======== Exercise inputs ========

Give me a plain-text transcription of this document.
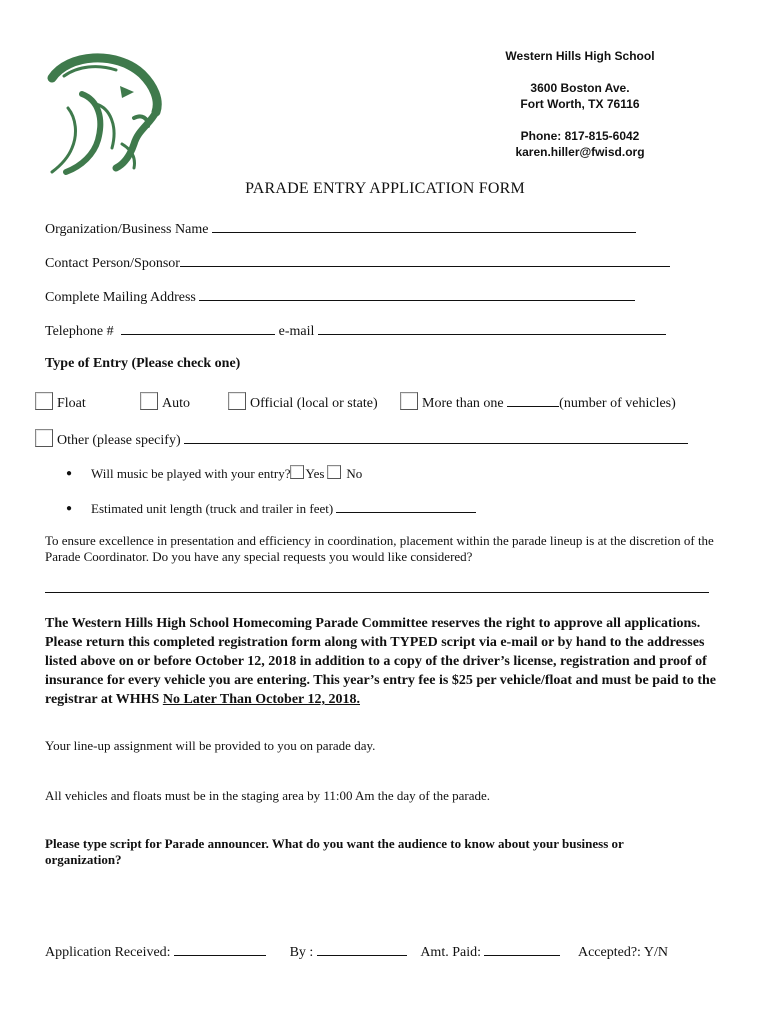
Western Hills High School
3600 Boston Ave.
Fort Worth, TX 76116
Phone: 817-815-6042
karen.hiller@fwisd.org
PARADE ENTRY APPLICATION FORM
Organization/Business Name
Contact Person/Sponsor
Complete Mailing Address
Telephone #	e-mail
Type of Entry (Please check one)
Float	Auto	Official (local or state)	More than one	(number of vehicles)
Other (please specify)
● Will music be played with your entry? Yes No
● Estimated unit length (truck and trailer in feet)
To ensure excellence in presentation and efficiency in coordination, placement within the parade lineup is at the discretion of the Parade Coordinator. Do you have any special requests you would like considered?
The Western Hills High School Homecoming Parade Committee reserves the right to approve all applications. Please return this completed registration form along with TYPED script via e-mail or by hand to the addresses listed above on or before October 12, 2018 in addition to a copy of the driver’s license, registration and proof of insurance for every vehicle you are entering. This year’s entry fee is $25 per vehicle/float and must be paid to the registrar at WHHS No Later Than October 12, 2018.
Your line-up assignment will be provided to you on parade day.
All vehicles and floats must be in the staging area by 11:00 Am the day of the parade.
Please type script for Parade announcer. What do you want the audience to know about your business or organization?
Application Received:	By :	Amt. Paid:	Accepted?: Y/N
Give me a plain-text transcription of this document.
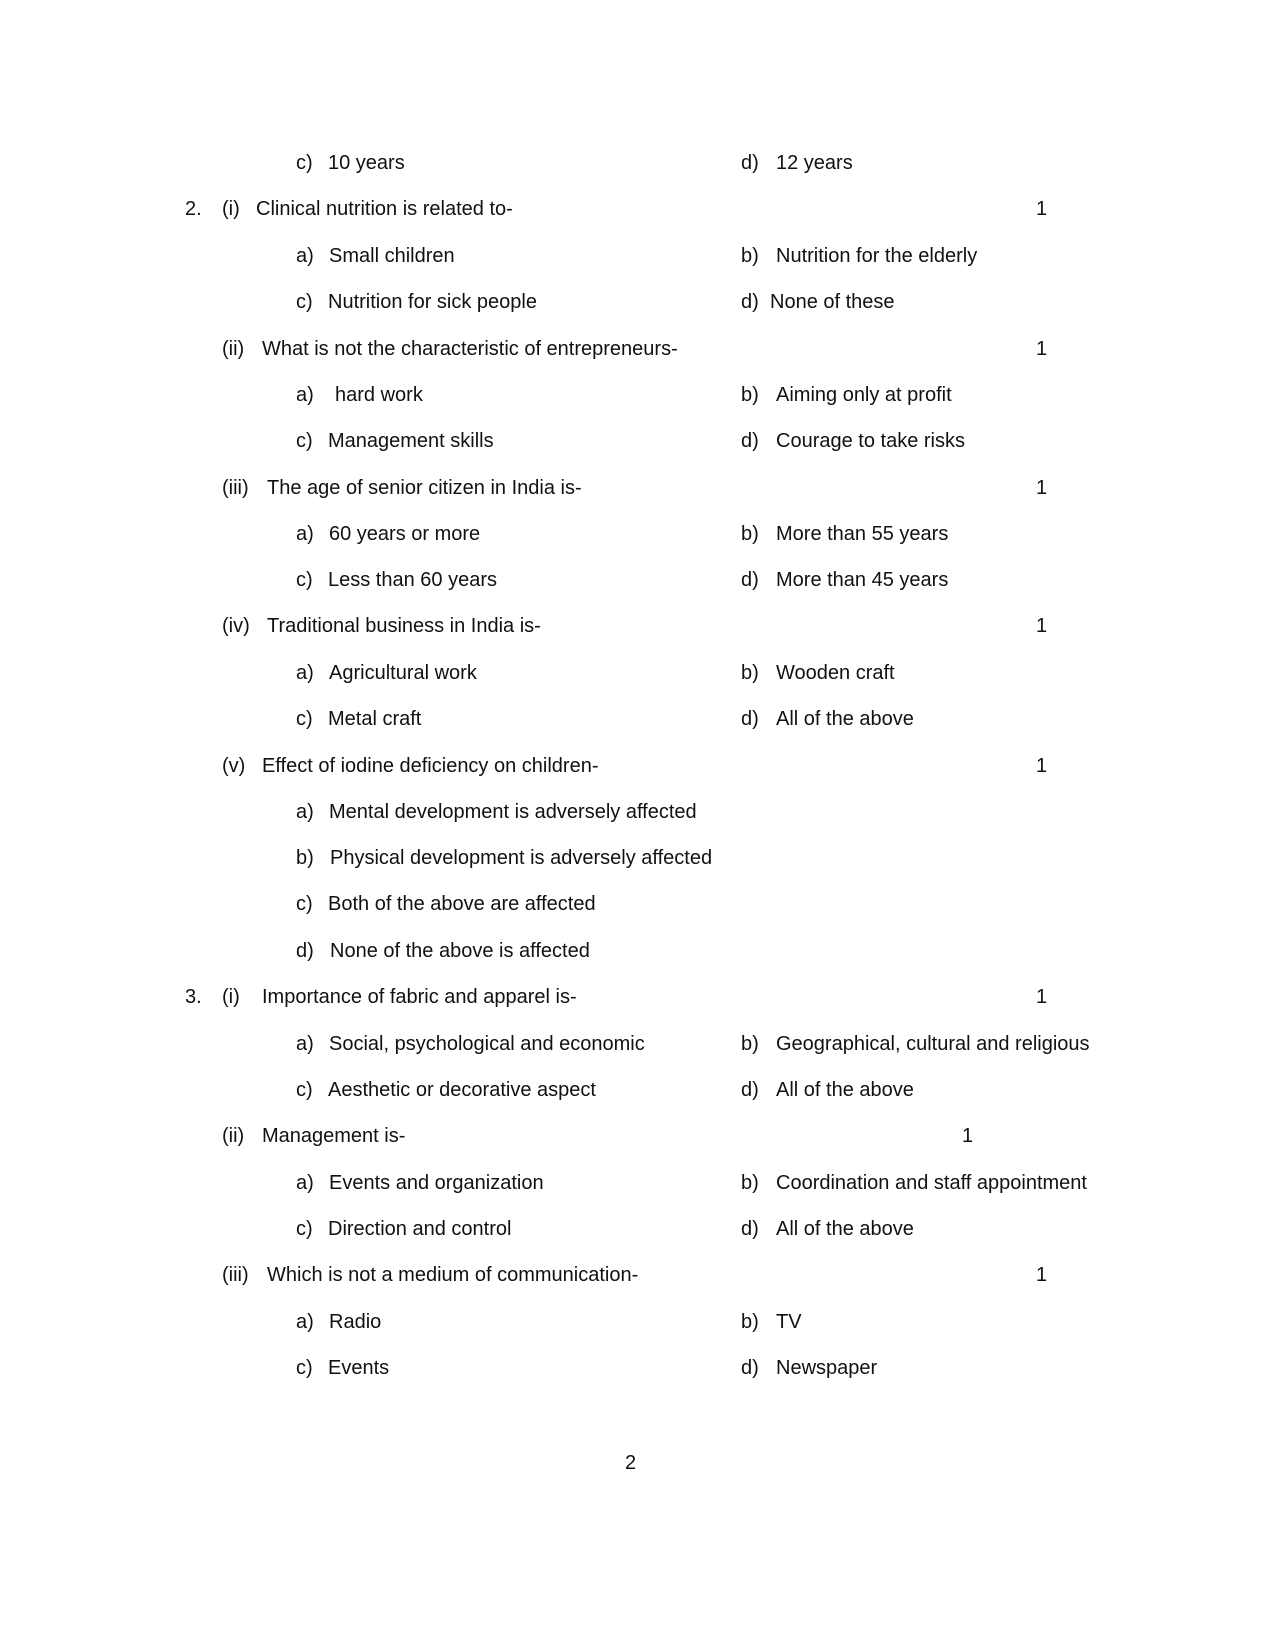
c) 10 years	d) 12 years
2. (i) Clinical nutrition is related to-	1
a) Small children	b) Nutrition for the elderly
c) Nutrition for sick people	d) None of these
(ii) What is not the characteristic of entrepreneurs-	1
a) hard work	b) Aiming only at profit
c) Management skills	d) Courage to take risks
(iii) The age of senior citizen in India is-	1
a) 60 years or more	b) More than 55 years
c) Less than 60 years	d) More than 45 years
(iv) Traditional business in India is-	1
a) Agricultural work	b) Wooden craft
c) Metal craft	d) All of the above
(v) Effect of iodine deficiency on children-	1
a) Mental development is adversely affected
b) Physical development is adversely affected
c) Both of the above are affected
d) None of the above is affected
3. (i) Importance of fabric and apparel is-	1
a) Social, psychological and economic	b) Geographical, cultural and religious
c) Aesthetic or decorative aspect	d) All of the above
(ii) Management is-	1
a) Events and organization	b) Coordination and staff appointment
c) Direction and control	d) All of the above
(iii) Which is not a medium of communication-	1
a) Radio	b) TV
c) Events	d) Newspaper
2
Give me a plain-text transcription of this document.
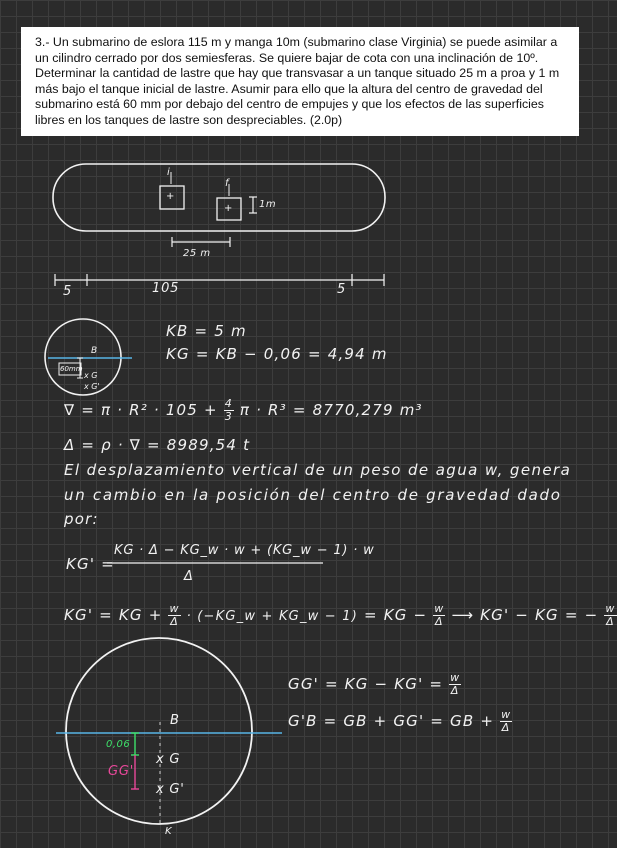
3.- Un submarino de eslora 115 m y manga 10m (submarino clase Virginia) se puede asimilar a un cilindro cerrado por dos semiesferas. Se quiere bajar de cota con una inclinación de 10º. Determinar la cantidad de lastre que hay que transvasar a un tanque situado 25 m a proa y 1 m más bajo el tanque inicial de lastre. Asumir para ello que la altura del centro de gravedad del submarino está 60 mm por debajo del centro de empujes y que los efectos de las superficies libres en los tanques de lastre son despreciables. (2.0p)
i
+
f
+	1m
25 m
5	105	5
B
x G
x G'
60mm
KB = 5 m
KG = KB − 0,06 = 4,94 m
∇ = $\pi \cdot R^2 \cdot 105 + \frac{4}{3}$ π · R³ = 8770,279 m³
Δ = ρ · ∇ = 8989,54 t
El desplazamiento vertical de un peso de agua w, genera
un cambio en la posición del centro de gravedad dado
por:
KG' =
KG · Δ − KG_w · w + (KG_w − 1) · w
Δ
KG' = KG + $\frac{w}{\Delta}$ · (−KG_w + KG_w − 1) = KG − $\frac{w}{\Delta}$ ⟶ KG' − KG = − $\frac{w}{\Delta}$
GG' = KG − $KG' = \frac{w}{\Delta}$
G'B = GB + GG' = GB + $\frac{w}{\Delta}$
B
x G
x G'
K
0,06
GG'
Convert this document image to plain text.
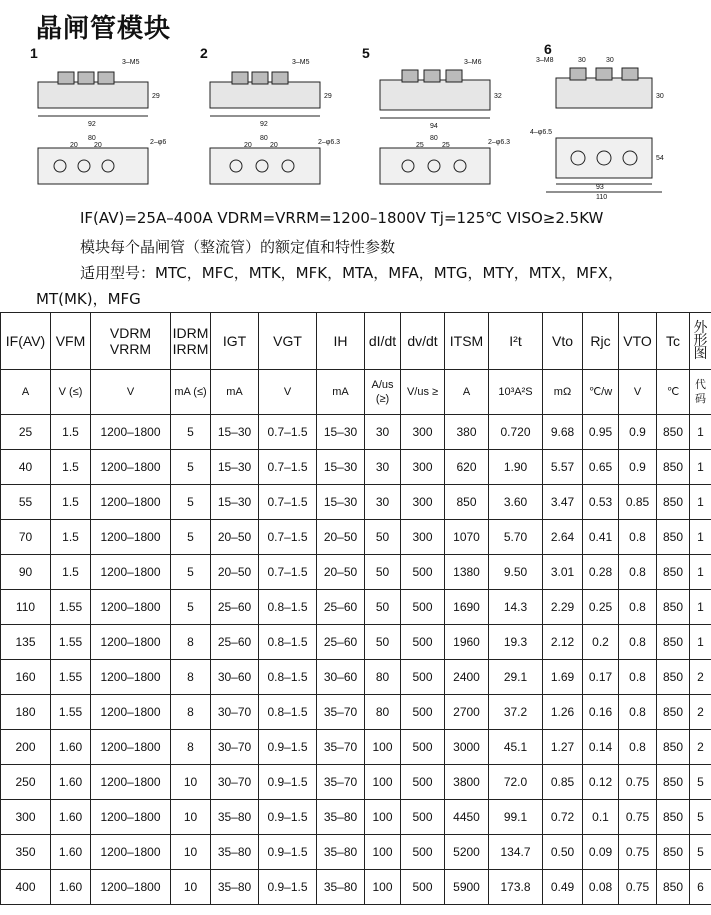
晶闸管模块
1
92
3–M5
29
80
20 20	2–φ6
2
92
3–M5
29
80
20	20	2–φ6.3
5
94
3–M6
32
80
25	25	2–φ6.3
6
30	30
3–M8
30
4–φ6.5
54
93
110
IF(AV)=25A–400A VDRM=VRRM=1200–1800V Tj=125℃ VISO≥2.5KW
模块每个晶闸管（整流管）的额定值和特性参数
适用型号：MTC，MFC，MTK，MFK，MTA，MFA，MTG，MTY，MTX，MFX，
MT(MK)，MFG
IF(AV)	VFM	VDRM VRRM	IDRM IRRM	IGT	VGT	IH	dI/dt	dv/dt	ITSM	I²t	Vto	Rjc	VTO	Tc	外形图
A	V (≤)	V	mA (≤)	mA	V	mA	A/us (≥)	V/us ≥	A	10³A²S	mΩ	℃/w	V	℃	代码
25	1.5	1200–1800	5	15–30	0.7–1.5	15–30	30	300	380	0.720	9.68	0.95	0.9	850	1
40	1.5	1200–1800	5	15–30	0.7–1.5	15–30	30	300	620	1.90	5.57	0.65	0.9	850	1
55	1.5	1200–1800	5	15–30	0.7–1.5	15–30	30	300	850	3.60	3.47	0.53	0.85	850	1
70	1.5	1200–1800	5	20–50	0.7–1.5	20–50	50	300	1070	5.70	2.64	0.41	0.8	850	1
90	1.5	1200–1800	5	20–50	0.7–1.5	20–50	50	500	1380	9.50	3.01	0.28	0.8	850	1
110	1.55	1200–1800	5	25–60	0.8–1.5	25–60	50	500	1690	14.3	2.29	0.25	0.8	850	1
135	1.55	1200–1800	8	25–60	0.8–1.5	25–60	50	500	1960	19.3	2.12	0.2	0.8	850	1
160	1.55	1200–1800	8	30–60	0.8–1.5	30–60	80	500	2400	29.1	1.69	0.17	0.8	850	2
180	1.55	1200–1800	8	30–70	0.8–1.5	35–70	80	500	2700	37.2	1.26	0.16	0.8	850	2
200	1.60	1200–1800	8	30–70	0.9–1.5	35–70	100	500	3000	45.1	1.27	0.14	0.8	850	2
250	1.60	1200–1800	10	30–70	0.9–1.5	35–70	100	500	3800	72.0	0.85	0.12	0.75	850	5
300	1.60	1200–1800	10	35–80	0.9–1.5	35–80	100	500	4450	99.1	0.72	0.1	0.75	850	5
350	1.60	1200–1800	10	35–80	0.9–1.5	35–80	100	500	5200	134.7	0.50	0.09	0.75	850	5
400	1.60	1200–1800	10	35–80	0.9–1.5	35–80	100	500	5900	173.8	0.49	0.08	0.75	850	6
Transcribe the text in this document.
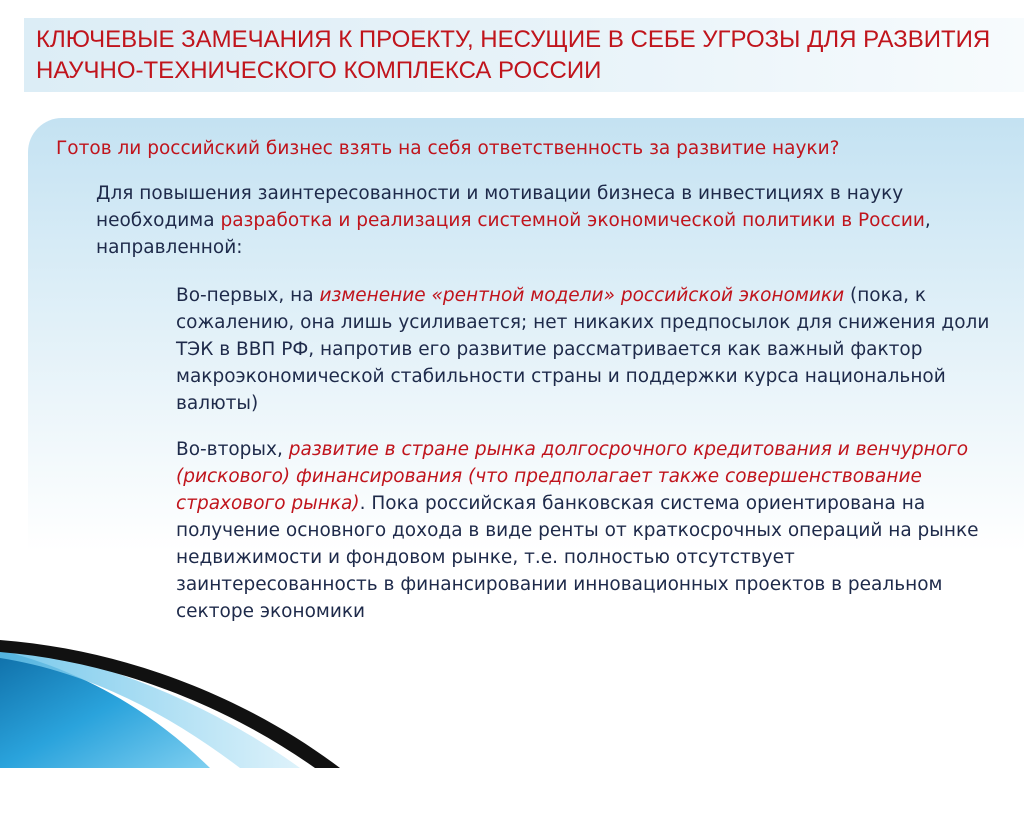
КЛЮЧЕВЫЕ ЗАМЕЧАНИЯ К ПРОЕКТУ, НЕСУЩИЕ В СЕБЕ УГРОЗЫ ДЛЯ РАЗВИТИЯ НАУЧНО-ТЕХНИЧЕСКОГО КОМПЛЕКСА РОССИИ

Готов ли российский бизнес взять на себя ответственность за развитие науки?

Для повышения заинтересованности и мотивации бизнеса в инвестициях в науку необходима разработка и реализация системной экономической политики в России, направленной:

Во-первых, на изменение «рентной модели» российской экономики (пока, к сожалению, она лишь усиливается; нет никаких предпосылок для снижения доли ТЭК в ВВП РФ, напротив его развитие рассматривается как важный фактор макроэкономической стабильности страны и поддержки курса национальной валюты)

Во-вторых, развитие в стране рынка долгосрочного кредитования и венчурного (рискового) финансирования (что предполагает также совершенствование страхового рынка). Пока российская банковская система ориентирована на получение основного дохода в виде ренты от краткосрочных операций на рынке недвижимости и фондовом рынке, т.е. полностью отсутствует заинтересованность в финансировании инновационных проектов в реальном секторе экономики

========

Output a faithful copy of the data, with each picture left out.

**Exercise answer:**
Give me a plain-text transcription of this document.
Western Hills High School
3600 Boston Ave.
Fort Worth, TX 76116
Phone: 817-815-6042
karen.hiller@fwisd.org
PARADE ENTRY APPLICATION FORM
Organization/Business Name
Contact Person/Sponsor
Complete Mailing Address
Telephone #	e-mail
Type of Entry (Please check one)
Float	Auto	Official (local or state)	More than one	(number of vehicles)
Other (please specify)
● Will music be played with your entry? Yes No
● Estimated unit length (truck and trailer in feet)
To ensure excellence in presentation and efficiency in coordination, placement within the parade lineup is at the discretion of the Parade Coordinator. Do you have any special requests you would like considered?
The Western Hills High School Homecoming Parade Committee reserves the right to approve all applications. Please return this completed registration form along with TYPED script via e-mail or by hand to the addresses listed above on or before October 12, 2018 in addition to a copy of the driver’s license, registration and proof of insurance for every vehicle you are entering. This year’s entry fee is $25 per vehicle/float and must be paid to the registrar at WHHS No Later Than October 12, 2018.
Your line-up assignment will be provided to you on parade day.
All vehicles and floats must be in the staging area by 11:00 Am the day of the parade.
Please type script for Parade announcer. What do you want the audience to know about your business or organization?
Application Received:	By :	Amt. Paid:	Accepted?: Y/N
Give me a plain-text transcription of this document.
c) 10 years	d) 12 years
2. (i) Clinical nutrition is related to-	1
a) Small children	b) Nutrition for the elderly
c) Nutrition for sick people	d) None of these
(ii) What is not the characteristic of entrepreneurs-	1
a) hard work	b) Aiming only at profit
c) Management skills	d) Courage to take risks
(iii) The age of senior citizen in India is-	1
a) 60 years or more	b) More than 55 years
c) Less than 60 years	d) More than 45 years
(iv) Traditional business in India is-	1
a) Agricultural work	b) Wooden craft
c) Metal craft	d) All of the above
(v) Effect of iodine deficiency on children-	1
a) Mental development is adversely affected
b) Physical development is adversely affected
c) Both of the above are affected
d) None of the above is affected
3. (i) Importance of fabric and apparel is-	1
a) Social, psychological and economic	b) Geographical, cultural and religious
c) Aesthetic or decorative aspect	d) All of the above
(ii) Management is-	1
a) Events and organization	b) Coordination and staff appointment
c) Direction and control	d) All of the above
(iii) Which is not a medium of communication-	1
a) Radio	b) TV
c) Events	d) Newspaper
2
Give me a plain-text transcription of this document.
3.- Un submarino de eslora 115 m y manga 10m (submarino clase Virginia) se puede asimilar a un cilindro cerrado por dos semiesferas. Se quiere bajar de cota con una inclinación de 10º. Determinar la cantidad de lastre que hay que transvasar a un tanque situado 25 m a proa y 1 m más bajo el tanque inicial de lastre. Asumir para ello que la altura del centro de gravedad del submarino está 60 mm por debajo del centro de empujes y que los efectos de las superficies libres en los tanques de lastre son despreciables. (2.0p)
i
+
f
+	1m
25 m
5	105	5
B
x G
x G'
60mm
KB = 5 m
KG = KB − 0,06 = 4,94 m
∇ = $\pi \cdot R^2 \cdot 105 + \frac{4}{3}$ π · R³ = 8770,279 m³
Δ = ρ · ∇ = 8989,54 t
El desplazamiento vertical de un peso de agua w, genera
un cambio en la posición del centro de gravedad dado
por:
KG' =
KG · Δ − KG_w · w + (KG_w − 1) · w
Δ
KG' = KG + $\frac{w}{\Delta}$ · (−KG_w + KG_w − 1) = KG − $\frac{w}{\Delta}$ ⟶ KG' − KG = − $\frac{w}{\Delta}$
GG' = KG − $KG' = \frac{w}{\Delta}$
G'B = GB + GG' = GB + $\frac{w}{\Delta}$
B
x G
x G'
K
0,06
GG'
Convert this document image to plain text.
晶闸管模块
1
92
3–M5
29
80
20 20	2–φ6
2
92
3–M5
29
80
20	20	2–φ6.3
5
94
3–M6
32
80
25	25	2–φ6.3
6
30	30
3–M8
30
4–φ6.5
54
93
110
IF(AV)=25A–400A VDRM=VRRM=1200–1800V Tj=125℃ VISO≥2.5KW
模块每个晶闸管（整流管）的额定值和特性参数
适用型号：MTC，MFC，MTK，MFK，MTA，MFA，MTG，MTY，MTX，MFX，
MT(MK)，MFG
IF(AV)	VFM	VDRM VRRM	IDRM IRRM	IGT	VGT	IH	dI/dt	dv/dt	ITSM	I²t	Vto	Rjc	VTO	Tc	外形图
A	V (≤)	V	mA (≤)	mA	V	mA	A/us (≥)	V/us ≥	A	10³A²S	mΩ	℃/w	V	℃	代码
25	1.5	1200–1800	5	15–30	0.7–1.5	15–30	30	300	380	0.720	9.68	0.95	0.9	850	1
40	1.5	1200–1800	5	15–30	0.7–1.5	15–30	30	300	620	1.90	5.57	0.65	0.9	850	1
55	1.5	1200–1800	5	15–30	0.7–1.5	15–30	30	300	850	3.60	3.47	0.53	0.85	850	1
70	1.5	1200–1800	5	20–50	0.7–1.5	20–50	50	300	1070	5.70	2.64	0.41	0.8	850	1
90	1.5	1200–1800	5	20–50	0.7–1.5	20–50	50	500	1380	9.50	3.01	0.28	0.8	850	1
110	1.55	1200–1800	5	25–60	0.8–1.5	25–60	50	500	1690	14.3	2.29	0.25	0.8	850	1
135	1.55	1200–1800	8	25–60	0.8–1.5	25–60	50	500	1960	19.3	2.12	0.2	0.8	850	1
160	1.55	1200–1800	8	30–60	0.8–1.5	30–60	80	500	2400	29.1	1.69	0.17	0.8	850	2
180	1.55	1200–1800	8	30–70	0.8–1.5	35–70	80	500	2700	37.2	1.26	0.16	0.8	850	2
200	1.60	1200–1800	8	30–70	0.9–1.5	35–70	100	500	3000	45.1	1.27	0.14	0.8	850	2
250	1.60	1200–1800	10	30–70	0.9–1.5	35–70	100	500	3800	72.0	0.85	0.12	0.75	850	5
300	1.60	1200–1800	10	35–80	0.9–1.5	35–80	100	500	4450	99.1	0.72	0.1	0.75	850	5
350	1.60	1200–1800	10	35–80	0.9–1.5	35–80	100	500	5200	134.7	0.50	0.09	0.75	850	5
400	1.60	1200–1800	10	35–80	0.9–1.5	35–80	100	500	5900	173.8	0.49	0.08	0.75	850	6
Transcribe the text in this document.
КЛЮЧЕВЫЕ ЗАМЕЧАНИЯ К ПРОЕКТУ, НЕСУЩИЕ В СЕБЕ УГРОЗЫ ДЛЯ РАЗВИТИЯ НАУЧНО-ТЕХНИЧЕСКОГО КОМПЛЕКСА РОССИИ

Готов ли российский бизнес взять на себя ответственность за развитие науки?

Для повышения заинтересованности и мотивации бизнеса в инвестициях в науку необходима разработка и реализация системной экономической политики в России, направленной:

Во-первых, на изменение «рентной модели» российской экономики (пока, к сожалению, она лишь усиливается; нет никаких предпосылок для снижения доли ТЭК в ВВП РФ, напротив его развитие рассматривается как важный фактор макроэкономической стабильности страны и поддержки курса национальной валюты)

Во-вторых, развитие в стране рынка долгосрочного кредитования и венчурного (рискового) финансирования (что предполагает также совершенствование страхового рынка). Пока российская банковская система ориентирована на получение основного дохода в виде ренты от краткосрочных операций на рынке недвижимости и фондовом рынке, т.е. полностью отсутствует заинтересованность в финансировании инновационных проектов в реальном секторе экономики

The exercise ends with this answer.